◆ Provided records:
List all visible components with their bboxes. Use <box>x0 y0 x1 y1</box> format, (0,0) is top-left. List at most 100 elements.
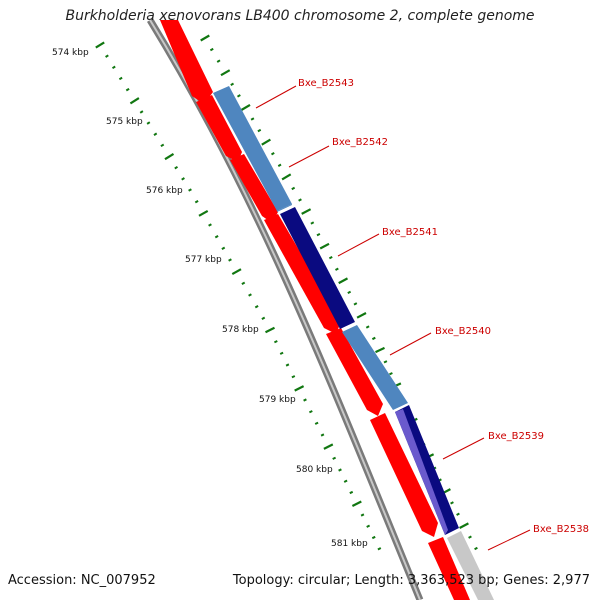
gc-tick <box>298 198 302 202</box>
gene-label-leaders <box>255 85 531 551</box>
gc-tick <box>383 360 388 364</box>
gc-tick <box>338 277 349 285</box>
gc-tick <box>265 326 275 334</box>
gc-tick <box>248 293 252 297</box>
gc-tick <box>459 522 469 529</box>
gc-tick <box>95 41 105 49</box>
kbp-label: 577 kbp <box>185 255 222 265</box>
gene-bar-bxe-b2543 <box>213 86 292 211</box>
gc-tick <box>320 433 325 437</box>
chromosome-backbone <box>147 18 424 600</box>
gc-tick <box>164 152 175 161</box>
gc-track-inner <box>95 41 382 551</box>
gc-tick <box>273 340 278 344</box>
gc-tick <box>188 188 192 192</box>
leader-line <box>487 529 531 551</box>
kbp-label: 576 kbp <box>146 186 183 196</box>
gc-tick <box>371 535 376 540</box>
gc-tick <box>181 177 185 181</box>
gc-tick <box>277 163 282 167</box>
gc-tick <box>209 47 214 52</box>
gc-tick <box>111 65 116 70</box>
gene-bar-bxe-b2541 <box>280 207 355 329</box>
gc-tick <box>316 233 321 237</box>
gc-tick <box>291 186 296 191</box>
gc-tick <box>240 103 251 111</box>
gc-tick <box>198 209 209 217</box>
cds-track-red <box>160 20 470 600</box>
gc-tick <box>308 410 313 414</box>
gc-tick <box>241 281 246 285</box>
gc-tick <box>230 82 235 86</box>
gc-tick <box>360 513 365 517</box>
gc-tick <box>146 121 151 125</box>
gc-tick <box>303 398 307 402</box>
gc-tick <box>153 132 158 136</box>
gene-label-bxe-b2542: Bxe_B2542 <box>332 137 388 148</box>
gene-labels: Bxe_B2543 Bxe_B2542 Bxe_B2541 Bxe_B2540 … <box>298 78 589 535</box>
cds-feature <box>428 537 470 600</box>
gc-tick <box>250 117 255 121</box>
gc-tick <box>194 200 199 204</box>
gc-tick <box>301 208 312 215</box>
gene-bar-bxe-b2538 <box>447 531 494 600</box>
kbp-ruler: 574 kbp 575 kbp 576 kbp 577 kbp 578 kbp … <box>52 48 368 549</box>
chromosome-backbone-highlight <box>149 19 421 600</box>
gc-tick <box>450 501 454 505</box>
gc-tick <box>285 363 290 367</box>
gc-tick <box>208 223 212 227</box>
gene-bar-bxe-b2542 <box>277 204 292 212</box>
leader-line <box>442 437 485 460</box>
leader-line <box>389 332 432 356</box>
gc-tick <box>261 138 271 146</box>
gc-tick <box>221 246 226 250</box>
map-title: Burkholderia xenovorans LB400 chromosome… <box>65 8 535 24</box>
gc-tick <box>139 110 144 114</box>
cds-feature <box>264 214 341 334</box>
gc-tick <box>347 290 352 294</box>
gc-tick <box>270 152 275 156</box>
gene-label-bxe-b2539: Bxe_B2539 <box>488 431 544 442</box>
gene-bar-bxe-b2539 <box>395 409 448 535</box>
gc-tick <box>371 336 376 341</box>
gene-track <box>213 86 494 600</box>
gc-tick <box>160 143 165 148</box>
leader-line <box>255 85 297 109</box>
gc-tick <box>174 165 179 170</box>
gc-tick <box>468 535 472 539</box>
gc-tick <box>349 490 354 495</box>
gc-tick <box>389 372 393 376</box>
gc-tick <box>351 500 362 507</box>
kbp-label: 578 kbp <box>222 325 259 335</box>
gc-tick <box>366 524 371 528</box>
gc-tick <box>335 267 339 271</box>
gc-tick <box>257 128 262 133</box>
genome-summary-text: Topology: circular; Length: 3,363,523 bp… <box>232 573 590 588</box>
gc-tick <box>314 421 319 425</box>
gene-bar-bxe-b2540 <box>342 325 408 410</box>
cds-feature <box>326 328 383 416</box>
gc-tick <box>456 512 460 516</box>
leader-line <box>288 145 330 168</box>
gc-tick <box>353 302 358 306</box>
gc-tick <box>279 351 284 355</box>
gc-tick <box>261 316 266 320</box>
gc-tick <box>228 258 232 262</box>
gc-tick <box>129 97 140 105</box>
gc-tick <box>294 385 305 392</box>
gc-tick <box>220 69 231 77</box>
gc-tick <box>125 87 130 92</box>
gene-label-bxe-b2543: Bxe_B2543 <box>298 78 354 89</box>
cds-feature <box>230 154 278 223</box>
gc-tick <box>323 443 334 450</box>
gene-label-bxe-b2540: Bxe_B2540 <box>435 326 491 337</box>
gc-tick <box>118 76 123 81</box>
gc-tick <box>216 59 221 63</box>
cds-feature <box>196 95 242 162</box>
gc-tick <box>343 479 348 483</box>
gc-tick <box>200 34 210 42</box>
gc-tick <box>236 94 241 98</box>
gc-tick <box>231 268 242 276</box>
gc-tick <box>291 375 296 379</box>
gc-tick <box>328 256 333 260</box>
* * *
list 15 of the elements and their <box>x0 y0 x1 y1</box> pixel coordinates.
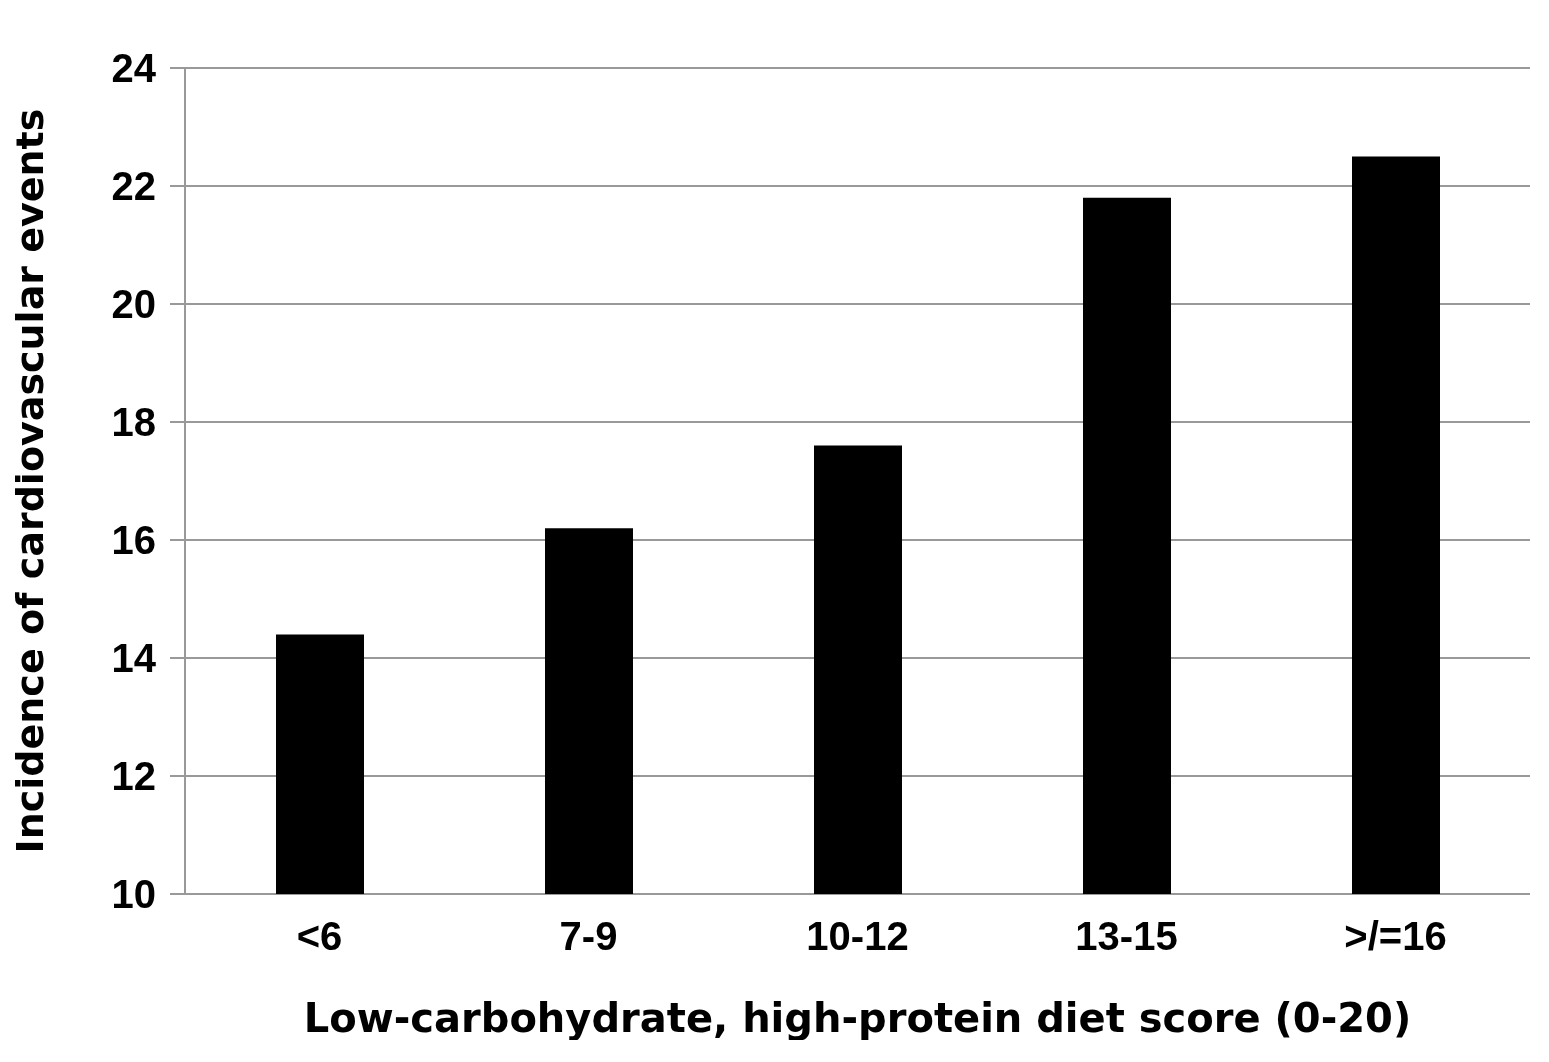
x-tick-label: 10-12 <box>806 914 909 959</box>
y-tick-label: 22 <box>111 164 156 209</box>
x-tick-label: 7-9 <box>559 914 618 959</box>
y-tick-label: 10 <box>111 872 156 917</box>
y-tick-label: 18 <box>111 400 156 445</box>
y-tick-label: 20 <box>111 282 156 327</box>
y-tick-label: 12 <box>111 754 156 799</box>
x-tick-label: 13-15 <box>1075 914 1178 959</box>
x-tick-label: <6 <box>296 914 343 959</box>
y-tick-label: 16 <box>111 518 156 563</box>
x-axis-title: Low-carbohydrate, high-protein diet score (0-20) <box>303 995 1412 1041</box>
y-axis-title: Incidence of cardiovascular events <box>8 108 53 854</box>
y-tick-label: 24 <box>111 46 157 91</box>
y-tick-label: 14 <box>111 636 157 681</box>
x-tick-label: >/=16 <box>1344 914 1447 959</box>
--
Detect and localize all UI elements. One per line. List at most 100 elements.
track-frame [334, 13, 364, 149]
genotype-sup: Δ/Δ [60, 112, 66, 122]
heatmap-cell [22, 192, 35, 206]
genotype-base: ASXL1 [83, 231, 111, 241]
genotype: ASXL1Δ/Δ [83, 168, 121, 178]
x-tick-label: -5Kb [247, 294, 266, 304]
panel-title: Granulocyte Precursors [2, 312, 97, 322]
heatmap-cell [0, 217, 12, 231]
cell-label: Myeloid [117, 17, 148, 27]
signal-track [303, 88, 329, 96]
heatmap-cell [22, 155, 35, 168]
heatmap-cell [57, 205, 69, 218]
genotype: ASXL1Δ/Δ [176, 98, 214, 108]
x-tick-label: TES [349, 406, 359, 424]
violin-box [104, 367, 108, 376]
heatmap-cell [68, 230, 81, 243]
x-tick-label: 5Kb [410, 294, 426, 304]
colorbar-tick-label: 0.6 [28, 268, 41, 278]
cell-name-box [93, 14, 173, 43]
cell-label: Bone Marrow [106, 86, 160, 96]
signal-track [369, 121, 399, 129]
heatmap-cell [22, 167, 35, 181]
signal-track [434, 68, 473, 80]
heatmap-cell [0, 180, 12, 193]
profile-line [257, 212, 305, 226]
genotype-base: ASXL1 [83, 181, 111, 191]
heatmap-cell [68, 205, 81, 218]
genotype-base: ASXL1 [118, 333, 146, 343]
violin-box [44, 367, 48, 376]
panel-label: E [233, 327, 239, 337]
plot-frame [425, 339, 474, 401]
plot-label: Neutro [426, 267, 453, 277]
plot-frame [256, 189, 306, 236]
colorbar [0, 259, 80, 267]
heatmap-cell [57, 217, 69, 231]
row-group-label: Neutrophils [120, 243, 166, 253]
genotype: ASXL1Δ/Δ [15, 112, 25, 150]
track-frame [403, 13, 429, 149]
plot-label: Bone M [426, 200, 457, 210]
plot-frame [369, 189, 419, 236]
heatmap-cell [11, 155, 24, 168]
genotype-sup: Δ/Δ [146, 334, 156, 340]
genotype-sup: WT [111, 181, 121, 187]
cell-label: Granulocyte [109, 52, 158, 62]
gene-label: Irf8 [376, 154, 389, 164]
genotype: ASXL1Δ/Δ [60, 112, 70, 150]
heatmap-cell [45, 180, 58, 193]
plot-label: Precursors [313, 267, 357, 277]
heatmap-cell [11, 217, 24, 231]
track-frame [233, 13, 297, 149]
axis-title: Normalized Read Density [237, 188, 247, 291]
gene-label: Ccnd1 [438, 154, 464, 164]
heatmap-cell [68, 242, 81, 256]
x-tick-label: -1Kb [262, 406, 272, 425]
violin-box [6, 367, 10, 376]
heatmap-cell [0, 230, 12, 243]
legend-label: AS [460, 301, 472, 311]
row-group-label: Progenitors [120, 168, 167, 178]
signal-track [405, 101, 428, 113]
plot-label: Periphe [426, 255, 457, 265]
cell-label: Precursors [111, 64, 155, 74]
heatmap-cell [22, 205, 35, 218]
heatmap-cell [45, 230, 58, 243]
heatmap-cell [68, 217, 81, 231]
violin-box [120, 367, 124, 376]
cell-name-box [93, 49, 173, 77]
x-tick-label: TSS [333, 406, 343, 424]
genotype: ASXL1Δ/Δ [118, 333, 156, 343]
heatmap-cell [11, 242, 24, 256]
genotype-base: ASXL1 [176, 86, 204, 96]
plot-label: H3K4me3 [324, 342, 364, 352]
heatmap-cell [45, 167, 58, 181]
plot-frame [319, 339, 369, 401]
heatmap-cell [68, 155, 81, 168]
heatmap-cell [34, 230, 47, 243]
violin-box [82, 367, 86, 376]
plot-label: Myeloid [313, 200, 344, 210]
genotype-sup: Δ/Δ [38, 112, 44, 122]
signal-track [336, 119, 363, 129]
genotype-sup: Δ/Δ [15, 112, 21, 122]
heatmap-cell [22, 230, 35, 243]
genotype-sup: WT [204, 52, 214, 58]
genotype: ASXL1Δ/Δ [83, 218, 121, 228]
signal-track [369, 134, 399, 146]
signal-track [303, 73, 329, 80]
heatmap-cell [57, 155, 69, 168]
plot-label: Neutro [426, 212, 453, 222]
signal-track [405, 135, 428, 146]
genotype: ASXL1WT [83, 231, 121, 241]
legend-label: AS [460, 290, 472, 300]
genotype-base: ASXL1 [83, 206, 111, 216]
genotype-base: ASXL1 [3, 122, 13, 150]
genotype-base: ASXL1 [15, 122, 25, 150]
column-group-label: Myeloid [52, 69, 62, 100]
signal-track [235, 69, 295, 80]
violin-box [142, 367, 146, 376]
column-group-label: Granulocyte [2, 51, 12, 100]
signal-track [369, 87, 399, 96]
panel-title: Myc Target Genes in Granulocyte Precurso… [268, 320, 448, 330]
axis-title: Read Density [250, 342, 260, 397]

◆ What is being asked: Retrieve each line of the data in which the word "panel" can be found.

◆ Result for this task:
panel-title: Granulocyte Precursors [2, 312, 97, 322]
panel-label: E [233, 327, 239, 337]
panel-title: Myc Target Genes in Granulocyte Precurso… [268, 320, 448, 330]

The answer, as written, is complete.